# [The exercise]
Scan the records below for the word "this" and give only the number of lines that hold it.

--- Start Dataset excerpts ---

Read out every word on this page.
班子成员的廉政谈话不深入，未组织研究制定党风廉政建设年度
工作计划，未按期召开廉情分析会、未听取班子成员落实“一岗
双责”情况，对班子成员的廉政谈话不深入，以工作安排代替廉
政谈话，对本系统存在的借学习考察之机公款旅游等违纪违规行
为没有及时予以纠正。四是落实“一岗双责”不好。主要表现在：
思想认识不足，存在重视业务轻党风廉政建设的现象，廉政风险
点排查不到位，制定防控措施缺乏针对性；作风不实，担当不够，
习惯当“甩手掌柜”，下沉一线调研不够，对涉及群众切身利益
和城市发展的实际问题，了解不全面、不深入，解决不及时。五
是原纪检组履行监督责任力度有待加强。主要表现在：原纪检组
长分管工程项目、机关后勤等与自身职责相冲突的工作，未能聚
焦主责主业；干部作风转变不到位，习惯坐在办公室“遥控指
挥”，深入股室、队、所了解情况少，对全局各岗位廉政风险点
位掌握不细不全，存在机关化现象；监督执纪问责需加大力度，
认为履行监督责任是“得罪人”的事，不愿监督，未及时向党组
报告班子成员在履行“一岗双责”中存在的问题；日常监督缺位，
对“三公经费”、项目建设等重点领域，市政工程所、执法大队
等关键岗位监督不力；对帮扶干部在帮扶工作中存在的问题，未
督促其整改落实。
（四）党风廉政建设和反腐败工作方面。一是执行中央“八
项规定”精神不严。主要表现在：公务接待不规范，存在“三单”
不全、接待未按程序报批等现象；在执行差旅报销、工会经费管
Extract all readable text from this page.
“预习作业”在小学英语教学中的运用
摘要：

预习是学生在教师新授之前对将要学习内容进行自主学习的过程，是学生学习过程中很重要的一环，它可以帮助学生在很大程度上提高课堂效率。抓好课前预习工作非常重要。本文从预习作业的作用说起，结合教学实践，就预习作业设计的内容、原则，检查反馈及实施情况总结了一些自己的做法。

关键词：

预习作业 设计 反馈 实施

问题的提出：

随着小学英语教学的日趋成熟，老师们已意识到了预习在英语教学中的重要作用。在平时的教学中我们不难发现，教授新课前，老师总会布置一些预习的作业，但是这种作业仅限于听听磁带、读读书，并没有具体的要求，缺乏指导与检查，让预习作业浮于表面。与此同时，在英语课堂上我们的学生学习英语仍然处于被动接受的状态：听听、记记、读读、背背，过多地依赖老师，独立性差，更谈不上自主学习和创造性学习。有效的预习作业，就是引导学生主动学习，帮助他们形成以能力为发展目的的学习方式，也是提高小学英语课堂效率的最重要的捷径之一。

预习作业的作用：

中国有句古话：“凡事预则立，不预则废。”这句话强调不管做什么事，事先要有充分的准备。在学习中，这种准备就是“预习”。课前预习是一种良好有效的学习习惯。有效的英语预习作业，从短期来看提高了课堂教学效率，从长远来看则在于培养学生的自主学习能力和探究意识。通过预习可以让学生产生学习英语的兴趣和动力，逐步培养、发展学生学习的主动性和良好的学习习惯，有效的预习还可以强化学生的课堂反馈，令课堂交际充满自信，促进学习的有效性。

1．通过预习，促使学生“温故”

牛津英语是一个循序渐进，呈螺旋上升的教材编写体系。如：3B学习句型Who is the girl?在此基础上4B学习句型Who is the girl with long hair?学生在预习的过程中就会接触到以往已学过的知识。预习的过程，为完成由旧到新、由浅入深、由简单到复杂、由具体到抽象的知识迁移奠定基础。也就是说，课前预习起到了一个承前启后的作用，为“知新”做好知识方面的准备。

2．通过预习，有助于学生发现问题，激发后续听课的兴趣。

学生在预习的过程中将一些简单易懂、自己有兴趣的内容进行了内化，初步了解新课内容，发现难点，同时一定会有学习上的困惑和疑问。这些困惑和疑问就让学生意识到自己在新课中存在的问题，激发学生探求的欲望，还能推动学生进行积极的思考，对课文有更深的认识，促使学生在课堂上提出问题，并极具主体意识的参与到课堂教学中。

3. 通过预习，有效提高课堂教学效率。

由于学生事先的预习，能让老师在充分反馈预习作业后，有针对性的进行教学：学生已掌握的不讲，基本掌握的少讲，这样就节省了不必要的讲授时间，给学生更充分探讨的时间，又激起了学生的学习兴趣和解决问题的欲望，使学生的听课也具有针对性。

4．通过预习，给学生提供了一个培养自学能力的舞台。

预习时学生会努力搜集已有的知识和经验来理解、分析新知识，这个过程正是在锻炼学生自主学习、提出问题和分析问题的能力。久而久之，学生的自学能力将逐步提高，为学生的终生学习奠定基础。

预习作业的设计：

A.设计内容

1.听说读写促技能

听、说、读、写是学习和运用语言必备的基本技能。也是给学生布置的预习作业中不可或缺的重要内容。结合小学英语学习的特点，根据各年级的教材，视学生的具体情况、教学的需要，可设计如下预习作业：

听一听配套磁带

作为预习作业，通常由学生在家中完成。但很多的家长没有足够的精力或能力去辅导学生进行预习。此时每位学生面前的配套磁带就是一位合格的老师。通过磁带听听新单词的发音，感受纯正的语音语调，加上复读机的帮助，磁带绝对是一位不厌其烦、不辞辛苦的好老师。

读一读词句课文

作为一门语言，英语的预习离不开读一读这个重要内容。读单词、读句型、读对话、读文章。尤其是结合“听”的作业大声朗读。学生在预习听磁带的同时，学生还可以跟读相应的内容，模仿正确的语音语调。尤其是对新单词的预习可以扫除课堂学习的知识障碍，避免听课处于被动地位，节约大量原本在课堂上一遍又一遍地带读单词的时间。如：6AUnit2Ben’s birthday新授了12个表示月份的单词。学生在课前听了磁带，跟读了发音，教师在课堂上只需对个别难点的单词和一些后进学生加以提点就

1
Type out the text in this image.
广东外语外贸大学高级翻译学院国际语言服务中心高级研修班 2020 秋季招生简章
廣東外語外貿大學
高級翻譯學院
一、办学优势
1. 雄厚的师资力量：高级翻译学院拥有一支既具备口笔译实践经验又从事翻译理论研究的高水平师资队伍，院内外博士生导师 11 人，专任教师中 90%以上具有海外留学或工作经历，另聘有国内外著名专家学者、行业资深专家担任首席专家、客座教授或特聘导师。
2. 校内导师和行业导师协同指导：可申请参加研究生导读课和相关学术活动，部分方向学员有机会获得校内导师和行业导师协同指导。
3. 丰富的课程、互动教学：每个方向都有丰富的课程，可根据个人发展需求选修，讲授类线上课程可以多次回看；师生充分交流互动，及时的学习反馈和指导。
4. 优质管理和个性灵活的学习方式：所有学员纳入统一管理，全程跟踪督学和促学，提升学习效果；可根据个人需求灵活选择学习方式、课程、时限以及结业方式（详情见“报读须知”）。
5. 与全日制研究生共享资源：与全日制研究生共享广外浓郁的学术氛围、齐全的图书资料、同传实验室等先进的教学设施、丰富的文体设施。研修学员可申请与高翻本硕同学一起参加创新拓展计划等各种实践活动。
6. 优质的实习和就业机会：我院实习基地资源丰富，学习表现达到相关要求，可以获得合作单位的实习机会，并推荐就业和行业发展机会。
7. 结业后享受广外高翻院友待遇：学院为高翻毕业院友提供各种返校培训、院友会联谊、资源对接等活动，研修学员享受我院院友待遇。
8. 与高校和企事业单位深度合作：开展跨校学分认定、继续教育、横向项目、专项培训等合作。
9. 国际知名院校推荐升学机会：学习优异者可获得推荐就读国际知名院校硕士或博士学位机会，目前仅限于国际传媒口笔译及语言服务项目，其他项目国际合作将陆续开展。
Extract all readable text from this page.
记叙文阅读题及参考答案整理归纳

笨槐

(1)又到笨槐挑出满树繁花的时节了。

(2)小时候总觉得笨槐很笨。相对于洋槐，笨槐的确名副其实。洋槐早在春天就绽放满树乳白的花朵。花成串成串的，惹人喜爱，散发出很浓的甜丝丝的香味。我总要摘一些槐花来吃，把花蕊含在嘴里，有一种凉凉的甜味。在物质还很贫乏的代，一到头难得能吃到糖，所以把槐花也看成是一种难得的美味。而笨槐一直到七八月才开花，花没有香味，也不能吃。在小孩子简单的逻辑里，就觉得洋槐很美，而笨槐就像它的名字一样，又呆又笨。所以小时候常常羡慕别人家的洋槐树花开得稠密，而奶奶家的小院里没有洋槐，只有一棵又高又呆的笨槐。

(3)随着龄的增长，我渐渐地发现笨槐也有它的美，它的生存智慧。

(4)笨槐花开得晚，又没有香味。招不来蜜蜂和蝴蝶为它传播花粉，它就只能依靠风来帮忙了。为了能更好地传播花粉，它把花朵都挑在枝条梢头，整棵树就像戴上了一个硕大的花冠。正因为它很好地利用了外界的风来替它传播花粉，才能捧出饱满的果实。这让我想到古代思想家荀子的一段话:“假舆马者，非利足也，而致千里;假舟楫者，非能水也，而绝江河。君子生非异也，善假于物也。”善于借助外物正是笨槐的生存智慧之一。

--- End Dataset excerpts ---

# [Worked answer]
4